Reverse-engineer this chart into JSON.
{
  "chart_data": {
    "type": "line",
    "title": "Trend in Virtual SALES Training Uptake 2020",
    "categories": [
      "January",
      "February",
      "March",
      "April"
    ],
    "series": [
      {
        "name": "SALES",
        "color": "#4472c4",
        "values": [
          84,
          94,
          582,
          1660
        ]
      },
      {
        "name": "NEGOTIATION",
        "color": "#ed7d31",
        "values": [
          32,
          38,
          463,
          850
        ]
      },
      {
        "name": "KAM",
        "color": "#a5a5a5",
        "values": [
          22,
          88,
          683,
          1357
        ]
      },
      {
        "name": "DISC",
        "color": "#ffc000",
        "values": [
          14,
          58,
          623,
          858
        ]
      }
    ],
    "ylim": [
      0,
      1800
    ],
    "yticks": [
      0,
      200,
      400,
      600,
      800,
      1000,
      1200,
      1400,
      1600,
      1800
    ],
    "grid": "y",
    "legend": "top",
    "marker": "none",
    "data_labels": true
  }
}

▬▬▬

_SET PROBLEM_:
Read through the lines above and collect those that contain the string "color".

_SOLUTION_:
        "color": "#4472c4",
        "color": "#ed7d31",
        "color": "#a5a5a5",
        "color": "#ffc000",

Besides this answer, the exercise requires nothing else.